#### Your goal
Write out the records that appear below, verbatim and complete, but without pictures.

(Figure data in JSON)
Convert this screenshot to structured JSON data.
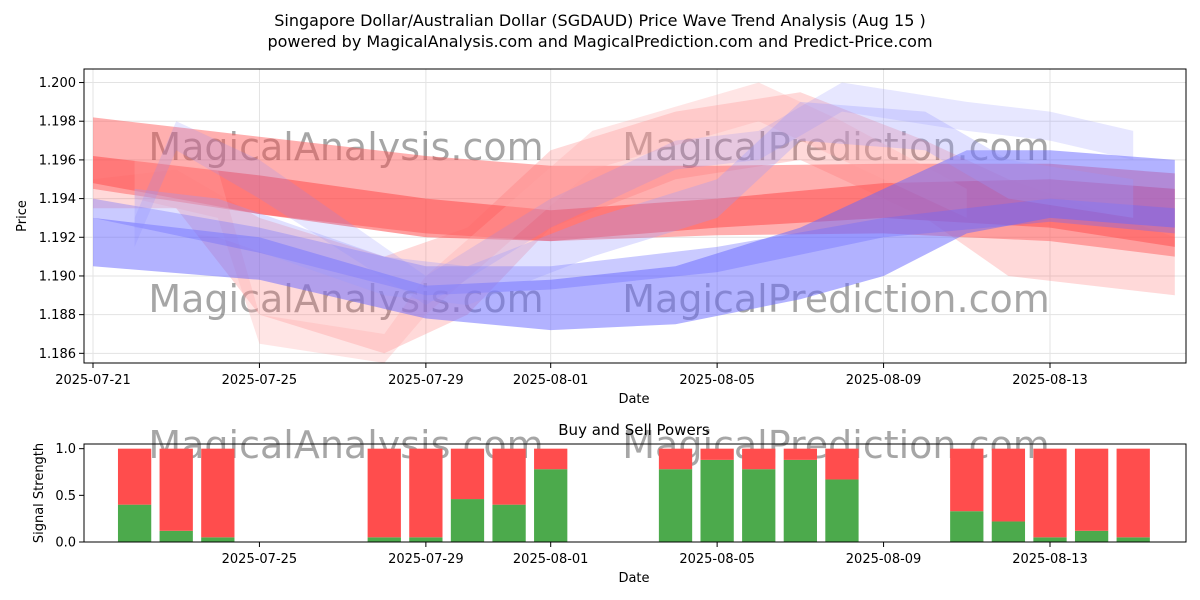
{
  "title_line1": "Singapore Dollar/Australian Dollar (SGDAUD) Price Wave Trend Analysis (Aug 15 )",
  "title_line2": "powered by MagicalAnalysis.com and MagicalPrediction.com and Predict-Price.com",
  "watermarks": [
    "MagicalAnalysis.com",
    "MagicalPrediction.com"
  ],
  "chart_data": [
    {
      "type": "area",
      "title": "",
      "xlabel": "Date",
      "ylabel": "Price",
      "ylim": [
        1.1855,
        1.2007
      ],
      "xlim": [
        "2025-07-21",
        "2025-08-17"
      ],
      "x_ticks": [
        "2025-07-21",
        "2025-07-25",
        "2025-07-29",
        "2025-08-01",
        "2025-08-05",
        "2025-08-09",
        "2025-08-13"
      ],
      "y_ticks": [
        "1.186",
        "1.188",
        "1.190",
        "1.192",
        "1.194",
        "1.196",
        "1.198",
        "1.200"
      ],
      "grid": true,
      "series": [
        {
          "color": "#ff4d4d",
          "x": [
            "2025-07-21",
            "2025-07-25",
            "2025-07-29",
            "2025-08-01",
            "2025-08-05",
            "2025-08-09",
            "2025-08-13",
            "2025-08-16"
          ],
          "upper": [
            1.1982,
            1.1972,
            1.1962,
            1.1957,
            1.1957,
            1.1958,
            1.1958,
            1.1953
          ],
          "lower": [
            1.1945,
            1.1932,
            1.1922,
            1.1918,
            1.1921,
            1.1922,
            1.1918,
            1.191
          ],
          "opacity": 0.45
        },
        {
          "color": "#ff4d4d",
          "x": [
            "2025-07-21",
            "2025-07-25",
            "2025-07-29",
            "2025-08-01",
            "2025-08-05",
            "2025-08-09",
            "2025-08-13",
            "2025-08-16"
          ],
          "upper": [
            1.1962,
            1.1952,
            1.194,
            1.1934,
            1.194,
            1.1948,
            1.195,
            1.1945
          ],
          "lower": [
            1.1948,
            1.1932,
            1.192,
            1.1918,
            1.1925,
            1.193,
            1.1925,
            1.1915
          ],
          "opacity": 0.55
        },
        {
          "color": "#ff6666",
          "x": [
            "2025-07-21",
            "2025-07-23",
            "2025-07-25",
            "2025-07-28",
            "2025-07-30",
            "2025-08-01",
            "2025-08-04",
            "2025-08-07",
            "2025-08-10",
            "2025-08-12",
            "2025-08-16"
          ],
          "upper": [
            1.195,
            1.1955,
            1.193,
            1.191,
            1.1925,
            1.1965,
            1.1985,
            1.1995,
            1.197,
            1.195,
            1.192
          ],
          "lower": [
            1.1935,
            1.1935,
            1.188,
            1.186,
            1.188,
            1.1925,
            1.195,
            1.196,
            1.193,
            1.19,
            1.189
          ],
          "opacity": 0.25
        },
        {
          "color": "#ffaaaa",
          "x": [
            "2025-07-22",
            "2025-07-24",
            "2025-07-25",
            "2025-07-28",
            "2025-07-29",
            "2025-08-02",
            "2025-08-06",
            "2025-08-08",
            "2025-08-11"
          ],
          "upper": [
            1.196,
            1.1955,
            1.188,
            1.187,
            1.19,
            1.1975,
            1.2,
            1.198,
            1.1945
          ],
          "lower": [
            1.194,
            1.193,
            1.1865,
            1.1855,
            1.188,
            1.1955,
            1.198,
            1.196,
            1.193
          ],
          "opacity": 0.3
        },
        {
          "color": "#6666ff",
          "x": [
            "2025-07-21",
            "2025-07-25",
            "2025-07-29",
            "2025-08-01",
            "2025-08-04",
            "2025-08-07",
            "2025-08-09",
            "2025-08-11",
            "2025-08-13",
            "2025-08-16"
          ],
          "upper": [
            1.193,
            1.192,
            1.1895,
            1.1898,
            1.1905,
            1.1925,
            1.1945,
            1.1965,
            1.1965,
            1.196
          ],
          "lower": [
            1.1905,
            1.1898,
            1.1878,
            1.1872,
            1.1875,
            1.1888,
            1.19,
            1.1922,
            1.193,
            1.1925
          ],
          "opacity": 0.5
        },
        {
          "color": "#6666ff",
          "x": [
            "2025-07-21",
            "2025-07-25",
            "2025-07-29",
            "2025-08-01",
            "2025-08-05",
            "2025-08-09",
            "2025-08-13",
            "2025-08-16"
          ],
          "upper": [
            1.194,
            1.1925,
            1.1905,
            1.1905,
            1.1915,
            1.193,
            1.194,
            1.1935
          ],
          "lower": [
            1.193,
            1.1912,
            1.189,
            1.1893,
            1.1902,
            1.192,
            1.1928,
            1.1922
          ],
          "opacity": 0.35
        },
        {
          "color": "#8888ff",
          "x": [
            "2025-07-22",
            "2025-07-23",
            "2025-07-25",
            "2025-07-29",
            "2025-08-01",
            "2025-08-04",
            "2025-08-06",
            "2025-08-08",
            "2025-08-11",
            "2025-08-13",
            "2025-08-15"
          ],
          "upper": [
            1.193,
            1.198,
            1.196,
            1.19,
            1.194,
            1.197,
            1.1975,
            1.2,
            1.199,
            1.1985,
            1.1975
          ],
          "lower": [
            1.1915,
            1.1965,
            1.194,
            1.1885,
            1.1925,
            1.1955,
            1.196,
            1.1985,
            1.1975,
            1.197,
            1.196
          ],
          "opacity": 0.2
        },
        {
          "color": "#9999ff",
          "x": [
            "2025-07-22",
            "2025-07-24",
            "2025-07-28",
            "2025-07-30",
            "2025-08-02",
            "2025-08-05",
            "2025-08-07",
            "2025-08-10",
            "2025-08-12",
            "2025-08-15"
          ],
          "upper": [
            1.1945,
            1.194,
            1.191,
            1.1905,
            1.193,
            1.195,
            1.199,
            1.1985,
            1.196,
            1.195
          ],
          "lower": [
            1.1925,
            1.192,
            1.189,
            1.1885,
            1.191,
            1.193,
            1.197,
            1.1965,
            1.194,
            1.193
          ],
          "opacity": 0.3
        }
      ]
    },
    {
      "type": "bar",
      "title": "Buy and Sell Powers",
      "xlabel": "Date",
      "ylabel": "Signal Strength",
      "ylim": [
        0,
        1.05
      ],
      "y_ticks": [
        "0.0",
        "0.5",
        "1.0"
      ],
      "x_ticks": [
        "2025-07-25",
        "2025-07-29",
        "2025-08-01",
        "2025-08-05",
        "2025-08-09",
        "2025-08-13"
      ],
      "categories": [
        "2025-07-22",
        "2025-07-23",
        "2025-07-24",
        "2025-07-28",
        "2025-07-29",
        "2025-07-30",
        "2025-07-31",
        "2025-08-01",
        "2025-08-04",
        "2025-08-05",
        "2025-08-06",
        "2025-08-07",
        "2025-08-08",
        "2025-08-11",
        "2025-08-12",
        "2025-08-13",
        "2025-08-14",
        "2025-08-15"
      ],
      "series": [
        {
          "color": "#4caa4c",
          "values": [
            0.4,
            0.12,
            0.05,
            0.05,
            0.05,
            0.46,
            0.4,
            0.78,
            0.78,
            0.88,
            0.78,
            0.88,
            0.67,
            0.33,
            0.22,
            0.05,
            0.12,
            0.05
          ]
        },
        {
          "color": "#ff4d4d",
          "values": [
            0.6,
            0.88,
            0.95,
            0.95,
            0.95,
            0.54,
            0.6,
            0.22,
            0.22,
            0.12,
            0.22,
            0.12,
            0.33,
            0.67,
            0.78,
            0.95,
            0.88,
            0.95
          ]
        }
      ]
    }
  ]
}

#### Result for this task
Convert this screenshot to structured JSON data.
{
  "title_line1": "Singapore Dollar/Australian Dollar (SGDAUD) Price Wave Trend Analysis (Aug 15 )",
  "title_line2": "powered by MagicalAnalysis.com and MagicalPrediction.com and Predict-Price.com",
  "watermarks": [
    "MagicalAnalysis.com",
    "MagicalPrediction.com"
  ],
  "chart_data": [
    {
      "type": "area",
      "title": "",
      "xlabel": "Date",
      "ylabel": "Price",
      "ylim": [
        1.1855,
        1.2007
      ],
      "xlim": [
        "2025-07-21",
        "2025-08-17"
      ],
      "x_ticks": [
        "2025-07-21",
        "2025-07-25",
        "2025-07-29",
        "2025-08-01",
        "2025-08-05",
        "2025-08-09",
        "2025-08-13"
      ],
      "y_ticks": [
        "1.186",
        "1.188",
        "1.190",
        "1.192",
        "1.194",
        "1.196",
        "1.198",
        "1.200"
      ],
      "grid": true,
      "series": [
        {
          "color": "#ff4d4d",
          "x": [
            "2025-07-21",
            "2025-07-25",
            "2025-07-29",
            "2025-08-01",
            "2025-08-05",
            "2025-08-09",
            "2025-08-13",
            "2025-08-16"
          ],
          "upper": [
            1.1982,
            1.1972,
            1.1962,
            1.1957,
            1.1957,
            1.1958,
            1.1958,
            1.1953
          ],
          "lower": [
            1.1945,
            1.1932,
            1.1922,
            1.1918,
            1.1921,
            1.1922,
            1.1918,
            1.191
          ],
          "opacity": 0.45
        },
        {
          "color": "#ff4d4d",
          "x": [
            "2025-07-21",
            "2025-07-25",
            "2025-07-29",
            "2025-08-01",
            "2025-08-05",
            "2025-08-09",
            "2025-08-13",
            "2025-08-16"
          ],
          "upper": [
            1.1962,
            1.1952,
            1.194,
            1.1934,
            1.194,
            1.1948,
            1.195,
            1.1945
          ],
          "lower": [
            1.1948,
            1.1932,
            1.192,
            1.1918,
            1.1925,
            1.193,
            1.1925,
            1.1915
          ],
          "opacity": 0.55
        },
        {
          "color": "#ff6666",
          "x": [
            "2025-07-21",
            "2025-07-23",
            "2025-07-25",
            "2025-07-28",
            "2025-07-30",
            "2025-08-01",
            "2025-08-04",
            "2025-08-07",
            "2025-08-10",
            "2025-08-12",
            "2025-08-16"
          ],
          "upper": [
            1.195,
            1.1955,
            1.193,
            1.191,
            1.1925,
            1.1965,
            1.1985,
            1.1995,
            1.197,
            1.195,
            1.192
          ],
          "lower": [
            1.1935,
            1.1935,
            1.188,
            1.186,
            1.188,
            1.1925,
            1.195,
            1.196,
            1.193,
            1.19,
            1.189
          ],
          "opacity": 0.25
        },
        {
          "color": "#ffaaaa",
          "x": [
            "2025-07-22",
            "2025-07-24",
            "2025-07-25",
            "2025-07-28",
            "2025-07-29",
            "2025-08-02",
            "2025-08-06",
            "2025-08-08",
            "2025-08-11"
          ],
          "upper": [
            1.196,
            1.1955,
            1.188,
            1.187,
            1.19,
            1.1975,
            1.2,
            1.198,
            1.1945
          ],
          "lower": [
            1.194,
            1.193,
            1.1865,
            1.1855,
            1.188,
            1.1955,
            1.198,
            1.196,
            1.193
          ],
          "opacity": 0.3
        },
        {
          "color": "#6666ff",
          "x": [
            "2025-07-21",
            "2025-07-25",
            "2025-07-29",
            "2025-08-01",
            "2025-08-04",
            "2025-08-07",
            "2025-08-09",
            "2025-08-11",
            "2025-08-13",
            "2025-08-16"
          ],
          "upper": [
            1.193,
            1.192,
            1.1895,
            1.1898,
            1.1905,
            1.1925,
            1.1945,
            1.1965,
            1.1965,
            1.196
          ],
          "lower": [
            1.1905,
            1.1898,
            1.1878,
            1.1872,
            1.1875,
            1.1888,
            1.19,
            1.1922,
            1.193,
            1.1925
          ],
          "opacity": 0.5
        },
        {
          "color": "#6666ff",
          "x": [
            "2025-07-21",
            "2025-07-25",
            "2025-07-29",
            "2025-08-01",
            "2025-08-05",
            "2025-08-09",
            "2025-08-13",
            "2025-08-16"
          ],
          "upper": [
            1.194,
            1.1925,
            1.1905,
            1.1905,
            1.1915,
            1.193,
            1.194,
            1.1935
          ],
          "lower": [
            1.193,
            1.1912,
            1.189,
            1.1893,
            1.1902,
            1.192,
            1.1928,
            1.1922
          ],
          "opacity": 0.35
        },
        {
          "color": "#8888ff",
          "x": [
            "2025-07-22",
            "2025-07-23",
            "2025-07-25",
            "2025-07-29",
            "2025-08-01",
            "2025-08-04",
            "2025-08-06",
            "2025-08-08",
            "2025-08-11",
            "2025-08-13",
            "2025-08-15"
          ],
          "upper": [
            1.193,
            1.198,
            1.196,
            1.19,
            1.194,
            1.197,
            1.1975,
            1.2,
            1.199,
            1.1985,
            1.1975
          ],
          "lower": [
            1.1915,
            1.1965,
            1.194,
            1.1885,
            1.1925,
            1.1955,
            1.196,
            1.1985,
            1.1975,
            1.197,
            1.196
          ],
          "opacity": 0.2
        },
        {
          "color": "#9999ff",
          "x": [
            "2025-07-22",
            "2025-07-24",
            "2025-07-28",
            "2025-07-30",
            "2025-08-02",
            "2025-08-05",
            "2025-08-07",
            "2025-08-10",
            "2025-08-12",
            "2025-08-15"
          ],
          "upper": [
            1.1945,
            1.194,
            1.191,
            1.1905,
            1.193,
            1.195,
            1.199,
            1.1985,
            1.196,
            1.195
          ],
          "lower": [
            1.1925,
            1.192,
            1.189,
            1.1885,
            1.191,
            1.193,
            1.197,
            1.1965,
            1.194,
            1.193
          ],
          "opacity": 0.3
        }
      ]
    },
    {
      "type": "bar",
      "title": "Buy and Sell Powers",
      "xlabel": "Date",
      "ylabel": "Signal Strength",
      "ylim": [
        0,
        1.05
      ],
      "y_ticks": [
        "0.0",
        "0.5",
        "1.0"
      ],
      "x_ticks": [
        "2025-07-25",
        "2025-07-29",
        "2025-08-01",
        "2025-08-05",
        "2025-08-09",
        "2025-08-13"
      ],
      "categories": [
        "2025-07-22",
        "2025-07-23",
        "2025-07-24",
        "2025-07-28",
        "2025-07-29",
        "2025-07-30",
        "2025-07-31",
        "2025-08-01",
        "2025-08-04",
        "2025-08-05",
        "2025-08-06",
        "2025-08-07",
        "2025-08-08",
        "2025-08-11",
        "2025-08-12",
        "2025-08-13",
        "2025-08-14",
        "2025-08-15"
      ],
      "series": [
        {
          "color": "#4caa4c",
          "values": [
            0.4,
            0.12,
            0.05,
            0.05,
            0.05,
            0.46,
            0.4,
            0.78,
            0.78,
            0.88,
            0.78,
            0.88,
            0.67,
            0.33,
            0.22,
            0.05,
            0.12,
            0.05
          ]
        },
        {
          "color": "#ff4d4d",
          "values": [
            0.6,
            0.88,
            0.95,
            0.95,
            0.95,
            0.54,
            0.6,
            0.22,
            0.22,
            0.12,
            0.22,
            0.12,
            0.33,
            0.67,
            0.78,
            0.95,
            0.88,
            0.95
          ]
        }
      ]
    }
  ]
}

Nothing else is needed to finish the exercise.